* Stated exercise
Write out the full listing again, exactly as it stands.

[Begin Given information]

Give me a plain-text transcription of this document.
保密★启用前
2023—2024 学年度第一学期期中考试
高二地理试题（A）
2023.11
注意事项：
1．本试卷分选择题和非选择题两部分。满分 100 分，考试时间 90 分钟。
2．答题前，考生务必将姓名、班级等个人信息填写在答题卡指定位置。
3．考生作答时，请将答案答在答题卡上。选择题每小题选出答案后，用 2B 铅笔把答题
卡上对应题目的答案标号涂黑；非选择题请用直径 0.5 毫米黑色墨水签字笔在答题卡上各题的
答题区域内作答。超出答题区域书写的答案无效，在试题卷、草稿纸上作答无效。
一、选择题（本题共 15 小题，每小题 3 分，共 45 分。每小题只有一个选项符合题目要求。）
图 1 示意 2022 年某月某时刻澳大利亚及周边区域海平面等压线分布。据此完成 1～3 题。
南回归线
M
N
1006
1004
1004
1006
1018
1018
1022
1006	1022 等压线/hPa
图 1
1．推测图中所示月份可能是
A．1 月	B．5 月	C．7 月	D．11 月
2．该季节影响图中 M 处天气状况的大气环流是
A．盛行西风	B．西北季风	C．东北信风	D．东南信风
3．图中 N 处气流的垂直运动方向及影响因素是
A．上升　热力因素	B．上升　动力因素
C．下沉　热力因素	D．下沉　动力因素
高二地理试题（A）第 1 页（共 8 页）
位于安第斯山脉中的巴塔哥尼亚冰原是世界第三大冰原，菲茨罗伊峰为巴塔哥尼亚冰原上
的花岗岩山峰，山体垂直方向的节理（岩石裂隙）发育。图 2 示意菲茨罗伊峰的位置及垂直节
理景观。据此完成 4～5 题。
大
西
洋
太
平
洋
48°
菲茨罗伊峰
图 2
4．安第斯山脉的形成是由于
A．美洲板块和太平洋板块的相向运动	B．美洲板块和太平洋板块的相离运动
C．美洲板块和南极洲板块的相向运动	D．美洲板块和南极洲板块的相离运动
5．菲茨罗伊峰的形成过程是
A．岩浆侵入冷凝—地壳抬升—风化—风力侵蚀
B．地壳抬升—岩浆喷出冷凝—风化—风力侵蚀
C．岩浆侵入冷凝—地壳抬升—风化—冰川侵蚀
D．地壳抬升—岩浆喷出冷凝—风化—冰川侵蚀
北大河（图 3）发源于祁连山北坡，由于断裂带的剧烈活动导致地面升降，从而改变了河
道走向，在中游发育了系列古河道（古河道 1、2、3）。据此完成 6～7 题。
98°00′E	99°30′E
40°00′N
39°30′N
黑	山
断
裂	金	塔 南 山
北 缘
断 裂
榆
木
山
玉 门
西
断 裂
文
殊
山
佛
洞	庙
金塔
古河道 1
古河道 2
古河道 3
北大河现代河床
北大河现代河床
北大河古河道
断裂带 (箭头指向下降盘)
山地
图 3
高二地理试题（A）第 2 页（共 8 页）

[End Given information]

* Result of the exercise
Give me a plain-text transcription of this document.
保密★启用前
2023—2024 学年度第一学期期中考试
高二地理试题（A）
2023.11
注意事项：
1．本试卷分选择题和非选择题两部分。满分 100 分，考试时间 90 分钟。
2．答题前，考生务必将姓名、班级等个人信息填写在答题卡指定位置。
3．考生作答时，请将答案答在答题卡上。选择题每小题选出答案后，用 2B 铅笔把答题
卡上对应题目的答案标号涂黑；非选择题请用直径 0.5 毫米黑色墨水签字笔在答题卡上各题的
答题区域内作答。超出答题区域书写的答案无效，在试题卷、草稿纸上作答无效。
一、选择题（本题共 15 小题，每小题 3 分，共 45 分。每小题只有一个选项符合题目要求。）
图 1 示意 2022 年某月某时刻澳大利亚及周边区域海平面等压线分布。据此完成 1～3 题。
南回归线
M
N
1006
1004
1004
1006
1018
1018
1022
1006	1022 等压线/hPa
图 1
1．推测图中所示月份可能是
A．1 月	B．5 月	C．7 月	D．11 月
2．该季节影响图中 M 处天气状况的大气环流是
A．盛行西风	B．西北季风	C．东北信风	D．东南信风
3．图中 N 处气流的垂直运动方向及影响因素是
A．上升　热力因素	B．上升　动力因素
C．下沉　热力因素	D．下沉　动力因素
高二地理试题（A）第 1 页（共 8 页）
位于安第斯山脉中的巴塔哥尼亚冰原是世界第三大冰原，菲茨罗伊峰为巴塔哥尼亚冰原上
的花岗岩山峰，山体垂直方向的节理（岩石裂隙）发育。图 2 示意菲茨罗伊峰的位置及垂直节
理景观。据此完成 4～5 题。
大
西
洋
太
平
洋
48°
菲茨罗伊峰
图 2
4．安第斯山脉的形成是由于
A．美洲板块和太平洋板块的相向运动	B．美洲板块和太平洋板块的相离运动
C．美洲板块和南极洲板块的相向运动	D．美洲板块和南极洲板块的相离运动
5．菲茨罗伊峰的形成过程是
A．岩浆侵入冷凝—地壳抬升—风化—风力侵蚀
B．地壳抬升—岩浆喷出冷凝—风化—风力侵蚀
C．岩浆侵入冷凝—地壳抬升—风化—冰川侵蚀
D．地壳抬升—岩浆喷出冷凝—风化—冰川侵蚀
北大河（图 3）发源于祁连山北坡，由于断裂带的剧烈活动导致地面升降，从而改变了河
道走向，在中游发育了系列古河道（古河道 1、2、3）。据此完成 6～7 题。
98°00′E	99°30′E
40°00′N
39°30′N
黑	山
断
裂	金	塔 南 山
北 缘
断 裂
榆
木
山
玉 门
西
断 裂
文
殊
山
佛
洞	庙
金塔
古河道 1
古河道 2
古河道 3
北大河现代河床
北大河现代河床
北大河古河道
断裂带 (箭头指向下降盘)
山地
图 3
高二地理试题（A）第 2 页（共 8 页）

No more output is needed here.